# Task instructions:
[A] In the passage about telling children stories from pictures, what does the mother say she must have before she will tell a story?
[B] Write out the picture-story passage from "This may seem" to "every such emergency.".

--- Start of Text extract ---

It is obvious that conversations of this kind may be made the means of
conveying, indirectly, a great deal of instruction to young children on a
great variety of subjects; and lessons of duty may be inculcated thus in a
very effective manner, and by a method which is at the same time easy and
agreeable for the mother, and extremely attractive to the child.

This may seem a very simple thing, and it is really very simple; but any
mother who has never resorted to this method of amusing and instructing her
child will be surprised to find what an easy and inexhaustible resource for
her it may become. Children are always coming to ask for stories, and the
mother often has no story at hand, and her mind is too much preoccupied to
invent one. Here is a ready resort in every such emergency.

"Very well," replies the mother to such a request, "I'll tell you a story;
but I must have a picture to my story. Find me a picture in some book."

The child brings a picture, no matter what. There is no possible picture
that will not suggest to a person possessed of ordinary ingenuity an
endless number of talks to interest and amuse the child. To take an extreme
case, suppose the picture is a rude pencil drawing of a post, and nothing
besides. You can imagine a boy hidden behind the post, and you can call to
him, and finally obtain an answer from him, and have a long talk with him
about his play and who he is hiding from, and what other way he has of
playing with his friend. Or you can talk with the post directly. Ask him
where he came from, who put him in the ground, and what he was put in the
ground for, and what kind of a tree he was when he was a part of a tree
growing in the woods; and, following the subject out, the conversation may
be the means of not only amusing the child for the moment, but also
of gratifying his curiosity, and imparting a great amount of useful
information to him which will materially aid in the development of his
powers.

--- End of Text extract ---
--- Start of Data entries ---

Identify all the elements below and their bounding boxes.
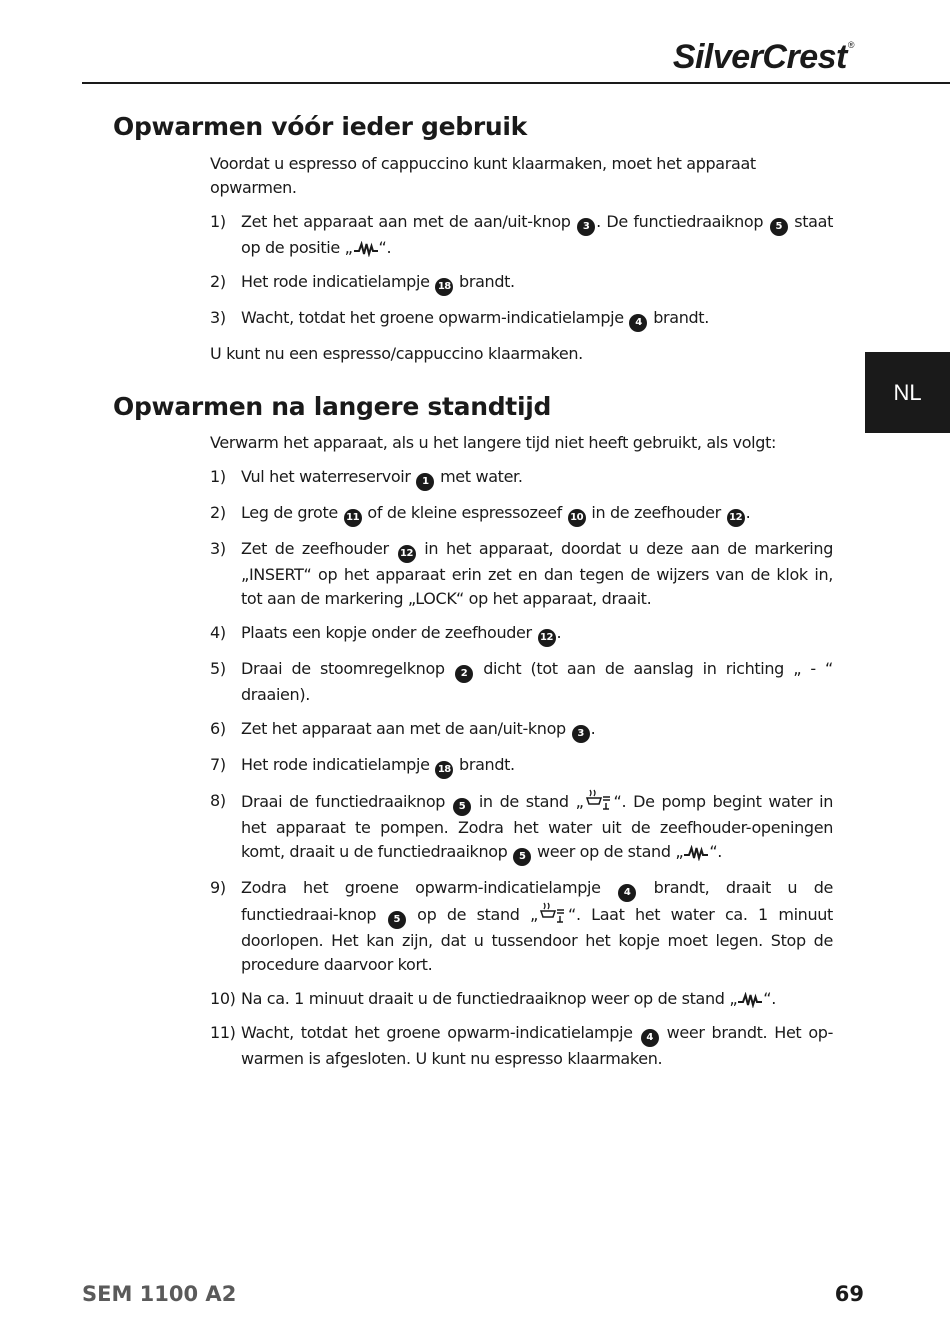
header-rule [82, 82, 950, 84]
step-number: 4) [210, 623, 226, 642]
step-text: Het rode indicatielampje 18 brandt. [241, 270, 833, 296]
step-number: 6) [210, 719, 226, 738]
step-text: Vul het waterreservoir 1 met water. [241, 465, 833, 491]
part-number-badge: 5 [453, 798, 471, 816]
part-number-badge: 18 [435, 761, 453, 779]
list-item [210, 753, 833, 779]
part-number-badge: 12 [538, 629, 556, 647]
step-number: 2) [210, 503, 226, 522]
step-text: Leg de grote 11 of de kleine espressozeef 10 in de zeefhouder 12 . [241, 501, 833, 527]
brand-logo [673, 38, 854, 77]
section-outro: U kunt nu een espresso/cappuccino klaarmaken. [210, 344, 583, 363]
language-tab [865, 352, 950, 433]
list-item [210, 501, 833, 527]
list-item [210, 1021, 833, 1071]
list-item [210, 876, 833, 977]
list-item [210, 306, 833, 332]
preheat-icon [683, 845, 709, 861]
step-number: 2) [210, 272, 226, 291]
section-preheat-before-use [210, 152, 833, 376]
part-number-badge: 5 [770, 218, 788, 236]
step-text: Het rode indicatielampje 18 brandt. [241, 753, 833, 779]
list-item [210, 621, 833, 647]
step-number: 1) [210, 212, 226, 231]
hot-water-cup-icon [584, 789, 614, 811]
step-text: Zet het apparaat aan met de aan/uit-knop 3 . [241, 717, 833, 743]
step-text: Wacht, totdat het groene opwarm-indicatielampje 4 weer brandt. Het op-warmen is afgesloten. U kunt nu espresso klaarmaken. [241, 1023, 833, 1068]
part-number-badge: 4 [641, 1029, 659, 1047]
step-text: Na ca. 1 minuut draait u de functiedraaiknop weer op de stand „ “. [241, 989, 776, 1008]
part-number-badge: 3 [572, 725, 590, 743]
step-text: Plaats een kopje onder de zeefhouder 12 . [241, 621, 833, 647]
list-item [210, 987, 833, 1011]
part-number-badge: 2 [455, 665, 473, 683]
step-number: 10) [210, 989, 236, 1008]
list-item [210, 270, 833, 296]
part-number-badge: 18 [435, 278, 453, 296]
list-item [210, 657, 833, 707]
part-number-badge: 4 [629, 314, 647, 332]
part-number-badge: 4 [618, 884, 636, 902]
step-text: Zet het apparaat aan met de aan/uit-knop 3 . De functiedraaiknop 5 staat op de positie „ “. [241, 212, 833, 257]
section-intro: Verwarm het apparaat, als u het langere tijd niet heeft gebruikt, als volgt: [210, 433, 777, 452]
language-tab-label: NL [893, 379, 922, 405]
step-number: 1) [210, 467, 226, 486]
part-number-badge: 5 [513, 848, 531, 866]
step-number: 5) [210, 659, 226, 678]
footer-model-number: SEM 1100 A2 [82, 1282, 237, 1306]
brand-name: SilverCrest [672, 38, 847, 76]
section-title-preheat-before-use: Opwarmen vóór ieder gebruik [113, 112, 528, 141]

--- End of Data entries ---

# Outputs:
[A] A picture for her story, which the child is to find in some book.

[B]
This may seem a very simple thing, and it is really very simple; but any
mother who has never resorted to this method of amusing and instructing her
child will be surprised to find what an easy and inexhaustible resource for
her it may become. Children are always coming to ask for stories, and the
mother often has no story at hand, and her mind is too much preoccupied to
invent one. Here is a ready resort in every such emergency.